(SFIDE)
1. Sostituisci "pugno" con "colpo" nel passo dell'articolo sul ragazzo ucciso con un pugno compreso tra "La tragedia di" e "mai di sofferenza.", estremi inclusi, e riporta il passo così modificato.
2. Prosegui l'articolo sul ragazzo ucciso con un pugno a partire dall'ultima frase riportata.

Ragazzo ucciso con un pugno, i genitori: "Giovani, la violenza non si giustifica mai"

La tragedia di Emanuele Tiberi. Parlano Simonetta e Ernesto: ’Un cazzotto fa male e può uccidere’

Ernesto Tiberi e Simonetta Di Giovambattista

Ernesto Tiberi e Simonetta Di Giovambattista

Perugia, 11 settembre 2020 - «La violenza è violenza, e invece si cerca di giustificarla in tutti i modi. Di trovare un movente, più o meno importante, che possa scusarla. Si parla di stupri e ci si chiede se ci sia stata una provocazione: la minigonna o un atteggiamento. Dovremmo essere dotati della ragione per rapportarci con gli altri, non delle mani e tantomeno dei pugni. Un pugno fa male e, quando va male, un pugno uccide". Simonetta Di Giovambattista è la giovane mamma di Emanuele Tiberi condannata a quel fine pena mai di sofferenza.

Emanuele Tiberi
Emanuele Tiberi

E ora, nel giorno in cui la Corte d’assise d’appello di Perugia ha confermato la condanna a 5 anni e 4 mesi di reclusione per Cristian Salvatori, colpevole del pugno mortale che il 29 luglio di due anni fa gli ha strappato via il figlio, accetta di parlare insieme al marito Ernesto Tiberi e agli avvocati Francesco Falcinelli e Diego Ruggeri. Con quel "cuore ormai incartato" per un figlio del mondo che ha trovato la morte nel piccolo borgo terremotato. Da Norcia a Bastia Umbra, fino a Colleferro: storie e volti differenti. Stesso strazio di chi resta. «Ci sarebbe bisogno di un esempio reale da parte della giustizia. La gente ammazza e poi lo ritrovi per strada. Liberi. Questa certezza della pena di cui tanto si parla dovrebbe diventare una certezza".

(RIGHE MOSTRATE)

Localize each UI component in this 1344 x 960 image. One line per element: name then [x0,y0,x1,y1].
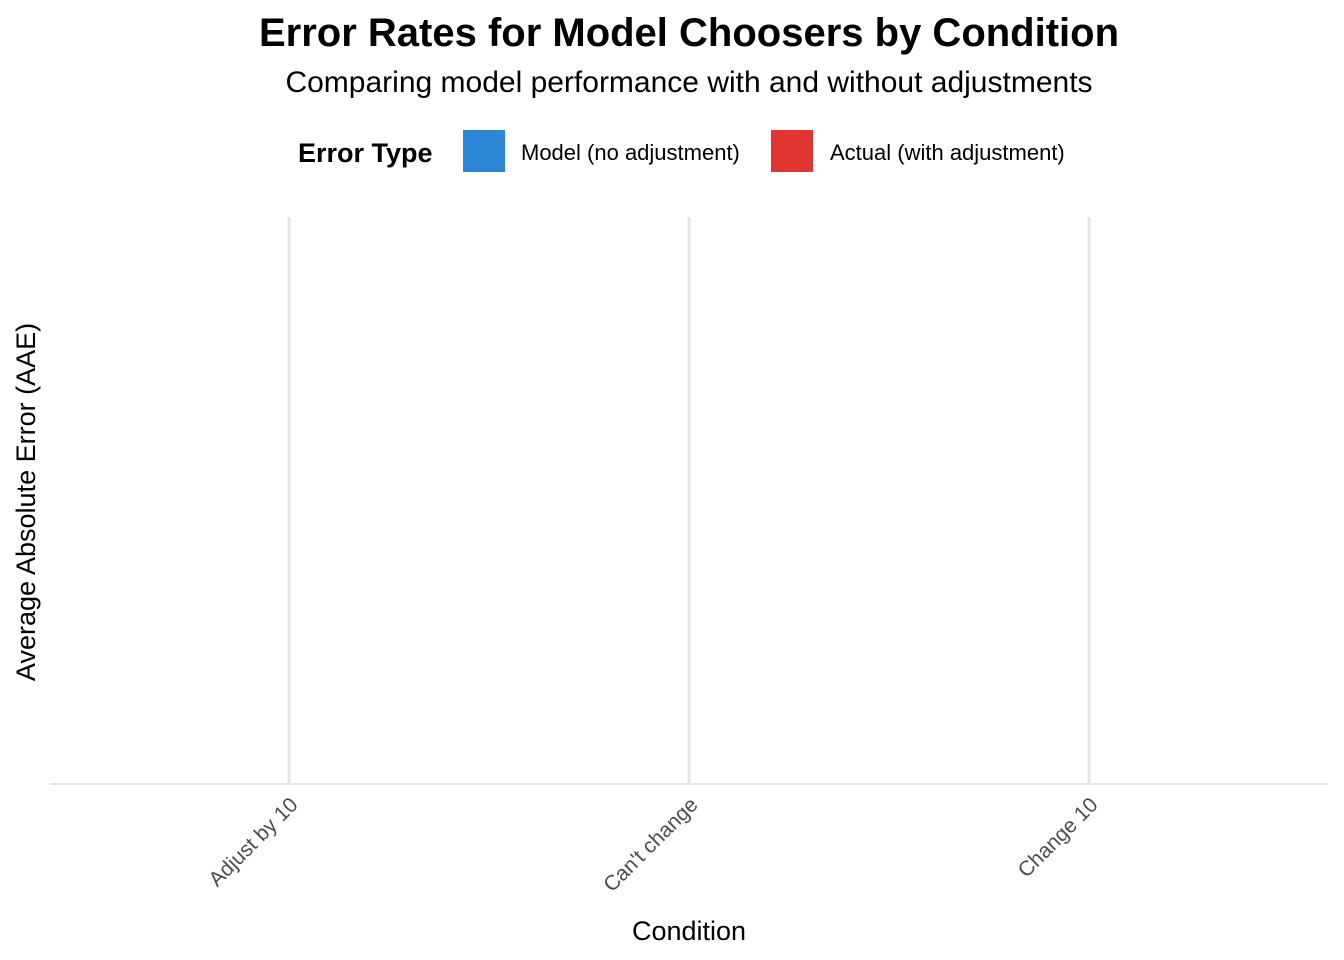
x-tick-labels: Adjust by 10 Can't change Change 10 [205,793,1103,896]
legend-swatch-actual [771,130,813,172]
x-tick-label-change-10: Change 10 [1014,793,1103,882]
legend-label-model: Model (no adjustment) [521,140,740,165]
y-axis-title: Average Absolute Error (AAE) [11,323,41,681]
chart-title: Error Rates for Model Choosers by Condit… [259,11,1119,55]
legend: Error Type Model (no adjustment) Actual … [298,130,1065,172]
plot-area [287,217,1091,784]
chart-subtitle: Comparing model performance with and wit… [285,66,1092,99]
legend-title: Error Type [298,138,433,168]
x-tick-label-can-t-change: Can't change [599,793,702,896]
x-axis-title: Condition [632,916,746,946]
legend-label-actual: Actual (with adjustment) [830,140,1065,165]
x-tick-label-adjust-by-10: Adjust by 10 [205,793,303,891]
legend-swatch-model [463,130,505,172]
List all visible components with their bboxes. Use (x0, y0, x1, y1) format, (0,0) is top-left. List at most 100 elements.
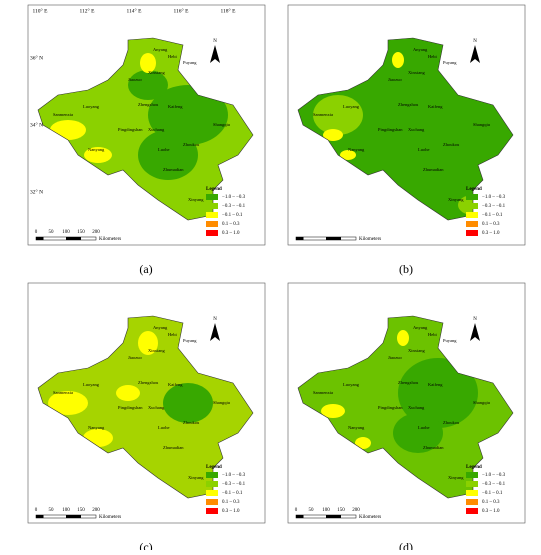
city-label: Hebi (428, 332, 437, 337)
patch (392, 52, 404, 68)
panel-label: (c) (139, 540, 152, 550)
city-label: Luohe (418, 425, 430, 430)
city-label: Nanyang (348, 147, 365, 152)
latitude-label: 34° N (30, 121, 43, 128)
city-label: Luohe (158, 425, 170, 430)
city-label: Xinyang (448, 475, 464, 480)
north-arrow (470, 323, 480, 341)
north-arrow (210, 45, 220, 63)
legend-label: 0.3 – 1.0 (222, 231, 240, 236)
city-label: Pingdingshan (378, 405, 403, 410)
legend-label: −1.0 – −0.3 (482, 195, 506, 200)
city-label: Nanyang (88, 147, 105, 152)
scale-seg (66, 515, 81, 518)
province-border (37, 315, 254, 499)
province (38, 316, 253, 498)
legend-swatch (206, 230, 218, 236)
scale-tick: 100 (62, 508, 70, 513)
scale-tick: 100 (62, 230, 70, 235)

(RISPOSTE SCRITTE)
1.
La tragedia di Emanuele Tiberi. Parlano Simonetta e Ernesto: ’Un cazzotto fa male e può uccidere’

Ernesto Tiberi e Simonetta Di Giovambattista

Ernesto Tiberi e Simonetta Di Giovambattista

Perugia, 11 settembre 2020 - «La violenza è violenza, e invece si cerca di giustificarla in tutti i modi. Di trovare un movente, più o meno importante, che possa scusarla. Si parla di stupri e ci si chiede se ci sia stata una provocazione: la minigonna o un atteggiamento. Dovremmo essere dotati della ragione per rapportarci con gli altri, non delle mani e tantomeno dei pugni. Un colpo fa male e, quando va male, un colpo uccide". Simonetta Di Giovambattista è la giovane mamma di Emanuele Tiberi condannata a quel fine pena mai di sofferenza.

2.
Emanuele è stato descritto in tanti modi nelle carte giudiziarie. Ma in realtà, chi era? "Io sono la mamma e potrei essere di parte. L’ho partorito a 18 anni e avrei pensato di viverlo per tanto. Rimanerne senza a 51 anni significa ogni mattina, ogni sera... ricadere lì, in quel buco. I sentimenti ormai sono incartati in questa situazione ma proviamo a vivere anche in sua memoria. Le gioie fanno anche più male male, perché lui non può. Emanuele era un ragazzo positivo, che voleva sempre fossimo tranquilli. Mi ripeteva: ’Se rispetti gli altri, nessuno ti dà fastidio’".

La sua passione era la musica.. "Diceva che la musica è un antidoto alla noia, all’isolamento. Ha girato il mondo e per lui si è mosso il mondo. Alla cerimonia funebre sono arrivati dall’Australia, dalla Svizzera. Qualcosa di importante deve averlo lasciato. Io esorto i genitori a lasciare che i ragazzi vadano per la loro strada: la verità tanto è che succede tutto ovunque, dalla megalopoli al piccolo borgo".

Emanuele era tornato a casa? "Solo per un periodo, dopo il terremoto, per starci vicini. Era un momento difficile per noi. Quando ci sono state le scosse era in Spagna e ci ha chiesto di raggiungerlo ma noi siamo rimasti".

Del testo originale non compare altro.